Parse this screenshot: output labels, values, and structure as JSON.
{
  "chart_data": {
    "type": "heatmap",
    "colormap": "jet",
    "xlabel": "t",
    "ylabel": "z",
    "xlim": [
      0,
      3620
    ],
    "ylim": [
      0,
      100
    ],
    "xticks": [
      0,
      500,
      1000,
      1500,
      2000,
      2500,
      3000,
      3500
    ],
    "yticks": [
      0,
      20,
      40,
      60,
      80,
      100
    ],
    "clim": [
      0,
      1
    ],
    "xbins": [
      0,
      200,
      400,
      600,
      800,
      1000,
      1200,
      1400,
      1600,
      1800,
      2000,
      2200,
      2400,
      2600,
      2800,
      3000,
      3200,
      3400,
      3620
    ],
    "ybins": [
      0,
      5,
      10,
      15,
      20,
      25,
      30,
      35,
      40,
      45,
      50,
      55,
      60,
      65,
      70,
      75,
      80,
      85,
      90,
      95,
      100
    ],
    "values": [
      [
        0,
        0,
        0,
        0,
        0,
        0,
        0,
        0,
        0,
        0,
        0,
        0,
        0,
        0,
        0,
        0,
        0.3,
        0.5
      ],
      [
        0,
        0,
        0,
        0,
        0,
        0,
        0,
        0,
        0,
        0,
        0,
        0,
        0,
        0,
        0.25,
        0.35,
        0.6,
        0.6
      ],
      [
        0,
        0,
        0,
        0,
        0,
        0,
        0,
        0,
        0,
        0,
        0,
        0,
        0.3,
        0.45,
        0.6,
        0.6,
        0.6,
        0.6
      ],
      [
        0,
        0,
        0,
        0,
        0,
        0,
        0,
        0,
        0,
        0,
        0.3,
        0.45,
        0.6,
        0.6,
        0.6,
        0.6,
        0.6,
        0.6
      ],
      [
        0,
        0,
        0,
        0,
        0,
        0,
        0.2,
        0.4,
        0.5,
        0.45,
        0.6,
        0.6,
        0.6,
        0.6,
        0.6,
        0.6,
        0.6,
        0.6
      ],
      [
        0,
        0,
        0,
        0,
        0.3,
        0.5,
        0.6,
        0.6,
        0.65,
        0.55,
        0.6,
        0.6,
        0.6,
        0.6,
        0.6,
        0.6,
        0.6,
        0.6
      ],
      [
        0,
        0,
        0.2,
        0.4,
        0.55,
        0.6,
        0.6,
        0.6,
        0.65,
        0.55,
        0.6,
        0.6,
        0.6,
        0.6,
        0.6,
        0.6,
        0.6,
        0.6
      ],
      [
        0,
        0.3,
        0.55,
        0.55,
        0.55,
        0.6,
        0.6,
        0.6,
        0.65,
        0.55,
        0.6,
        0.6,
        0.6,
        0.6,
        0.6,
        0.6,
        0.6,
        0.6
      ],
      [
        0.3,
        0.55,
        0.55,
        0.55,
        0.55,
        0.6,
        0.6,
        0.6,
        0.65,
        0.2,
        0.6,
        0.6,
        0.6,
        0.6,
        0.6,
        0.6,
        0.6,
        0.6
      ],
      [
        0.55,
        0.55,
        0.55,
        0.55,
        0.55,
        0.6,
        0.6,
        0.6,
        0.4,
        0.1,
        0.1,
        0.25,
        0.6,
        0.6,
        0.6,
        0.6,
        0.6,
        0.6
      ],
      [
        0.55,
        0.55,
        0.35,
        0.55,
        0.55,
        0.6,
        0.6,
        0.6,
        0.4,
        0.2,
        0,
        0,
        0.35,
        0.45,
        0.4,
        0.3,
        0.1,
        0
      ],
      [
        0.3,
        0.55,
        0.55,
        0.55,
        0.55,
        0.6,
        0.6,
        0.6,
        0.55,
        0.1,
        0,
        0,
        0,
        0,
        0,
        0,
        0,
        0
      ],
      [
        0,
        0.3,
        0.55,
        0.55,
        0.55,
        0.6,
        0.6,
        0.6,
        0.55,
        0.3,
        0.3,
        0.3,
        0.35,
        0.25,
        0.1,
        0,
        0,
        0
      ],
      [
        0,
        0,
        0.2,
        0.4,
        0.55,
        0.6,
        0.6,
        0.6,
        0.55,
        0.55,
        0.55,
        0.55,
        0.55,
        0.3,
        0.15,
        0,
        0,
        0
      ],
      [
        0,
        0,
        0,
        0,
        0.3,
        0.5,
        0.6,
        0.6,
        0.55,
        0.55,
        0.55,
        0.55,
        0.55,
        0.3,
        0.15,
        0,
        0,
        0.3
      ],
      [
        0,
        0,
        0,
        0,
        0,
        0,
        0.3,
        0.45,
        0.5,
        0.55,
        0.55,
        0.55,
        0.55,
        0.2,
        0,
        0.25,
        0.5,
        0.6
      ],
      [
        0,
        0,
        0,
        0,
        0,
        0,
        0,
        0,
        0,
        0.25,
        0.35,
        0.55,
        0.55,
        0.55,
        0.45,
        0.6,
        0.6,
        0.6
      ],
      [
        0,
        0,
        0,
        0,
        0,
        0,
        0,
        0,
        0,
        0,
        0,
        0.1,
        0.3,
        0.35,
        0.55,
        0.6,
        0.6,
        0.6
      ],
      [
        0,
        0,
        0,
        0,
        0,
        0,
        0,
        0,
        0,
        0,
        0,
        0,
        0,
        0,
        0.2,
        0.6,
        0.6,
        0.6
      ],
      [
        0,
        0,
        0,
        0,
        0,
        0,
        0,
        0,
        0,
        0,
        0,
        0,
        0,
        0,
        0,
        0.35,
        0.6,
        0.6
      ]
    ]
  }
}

###

■ **Exercise brief**: Return the whole listing exactly, with every line included.

■ **Worked solution**:
Parse this screenshot: output labels, values, and structure as JSON.
{
  "chart_data": {
    "type": "heatmap",
    "colormap": "jet",
    "xlabel": "t",
    "ylabel": "z",
    "xlim": [
      0,
      3620
    ],
    "ylim": [
      0,
      100
    ],
    "xticks": [
      0,
      500,
      1000,
      1500,
      2000,
      2500,
      3000,
      3500
    ],
    "yticks": [
      0,
      20,
      40,
      60,
      80,
      100
    ],
    "clim": [
      0,
      1
    ],
    "xbins": [
      0,
      200,
      400,
      600,
      800,
      1000,
      1200,
      1400,
      1600,
      1800,
      2000,
      2200,
      2400,
      2600,
      2800,
      3000,
      3200,
      3400,
      3620
    ],
    "ybins": [
      0,
      5,
      10,
      15,
      20,
      25,
      30,
      35,
      40,
      45,
      50,
      55,
      60,
      65,
      70,
      75,
      80,
      85,
      90,
      95,
      100
    ],
    "values": [
      [
        0,
        0,
        0,
        0,
        0,
        0,
        0,
        0,
        0,
        0,
        0,
        0,
        0,
        0,
        0,
        0,
        0.3,
        0.5
      ],
      [
        0,
        0,
        0,
        0,
        0,
        0,
        0,
        0,
        0,
        0,
        0,
        0,
        0,
        0,
        0.25,
        0.35,
        0.6,
        0.6
      ],
      [
        0,
        0,
        0,
        0,
        0,
        0,
        0,
        0,
        0,
        0,
        0,
        0,
        0.3,
        0.45,
        0.6,
        0.6,
        0.6,
        0.6
      ],
      [
        0,
        0,
        0,
        0,
        0,
        0,
        0,
        0,
        0,
        0,
        0.3,
        0.45,
        0.6,
        0.6,
        0.6,
        0.6,
        0.6,
        0.6
      ],
      [
        0,
        0,
        0,
        0,
        0,
        0,
        0.2,
        0.4,
        0.5,
        0.45,
        0.6,
        0.6,
        0.6,
        0.6,
        0.6,
        0.6,
        0.6,
        0.6
      ],
      [
        0,
        0,
        0,
        0,
        0.3,
        0.5,
        0.6,
        0.6,
        0.65,
        0.55,
        0.6,
        0.6,
        0.6,
        0.6,
        0.6,
        0.6,
        0.6,
        0.6
      ],
      [
        0,
        0,
        0.2,
        0.4,
        0.55,
        0.6,
        0.6,
        0.6,
        0.65,
        0.55,
        0.6,
        0.6,
        0.6,
        0.6,
        0.6,
        0.6,
        0.6,
        0.6
      ],
      [
        0,
        0.3,
        0.55,
        0.55,
        0.55,
        0.6,
        0.6,
        0.6,
        0.65,
        0.55,
        0.6,
        0.6,
        0.6,
        0.6,
        0.6,
        0.6,
        0.6,
        0.6
      ],
      [
        0.3,
        0.55,
        0.55,
        0.55,
        0.55,
        0.6,
        0.6,
        0.6,
        0.65,
        0.2,
        0.6,
        0.6,
        0.6,
        0.6,
        0.6,
        0.6,
        0.6,
        0.6
      ],
      [
        0.55,
        0.55,
        0.55,
        0.55,
        0.55,
        0.6,
        0.6,
        0.6,
        0.4,
        0.1,
        0.1,
        0.25,
        0.6,
        0.6,
        0.6,
        0.6,
        0.6,
        0.6
      ],
      [
        0.55,
        0.55,
        0.35,
        0.55,
        0.55,
        0.6,
        0.6,
        0.6,
        0.4,
        0.2,
        0,
        0,
        0.35,
        0.45,
        0.4,
        0.3,
        0.1,
        0
      ],
      [
        0.3,
        0.55,
        0.55,
        0.55,
        0.55,
        0.6,
        0.6,
        0.6,
        0.55,
        0.1,
        0,
        0,
        0,
        0,
        0,
        0,
        0,
        0
      ],
      [
        0,
        0.3,
        0.55,
        0.55,
        0.55,
        0.6,
        0.6,
        0.6,
        0.55,
        0.3,
        0.3,
        0.3,
        0.35,
        0.25,
        0.1,
        0,
        0,
        0
      ],
      [
        0,
        0,
        0.2,
        0.4,
        0.55,
        0.6,
        0.6,
        0.6,
        0.55,
        0.55,
        0.55,
        0.55,
        0.55,
        0.3,
        0.15,
        0,
        0,
        0
      ],
      [
        0,
        0,
        0,
        0,
        0.3,
        0.5,
        0.6,
        0.6,
        0.55,
        0.55,
        0.55,
        0.55,
        0.55,
        0.3,
        0.15,
        0,
        0,
        0.3
      ],
      [
        0,
        0,
        0,
        0,
        0,
        0,
        0.3,
        0.45,
        0.5,
        0.55,
        0.55,
        0.55,
        0.55,
        0.2,
        0,
        0.25,
        0.5,
        0.6
      ],
      [
        0,
        0,
        0,
        0,
        0,
        0,
        0,
        0,
        0,
        0.25,
        0.35,
        0.55,
        0.55,
        0.55,
        0.45,
        0.6,
        0.6,
        0.6
      ],
      [
        0,
        0,
        0,
        0,
        0,
        0,
        0,
        0,
        0,
        0,
        0,
        0.1,
        0.3,
        0.35,
        0.55,
        0.6,
        0.6,
        0.6
      ],
      [
        0,
        0,
        0,
        0,
        0,
        0,
        0,
        0,
        0,
        0,
        0,
        0,
        0,
        0,
        0.2,
        0.6,
        0.6,
        0.6
      ],
      [
        0,
        0,
        0,
        0,
        0,
        0,
        0,
        0,
        0,
        0,
        0,
        0,
        0,
        0,
        0,
        0.35,
        0.6,
        0.6
      ]
    ]
  }
}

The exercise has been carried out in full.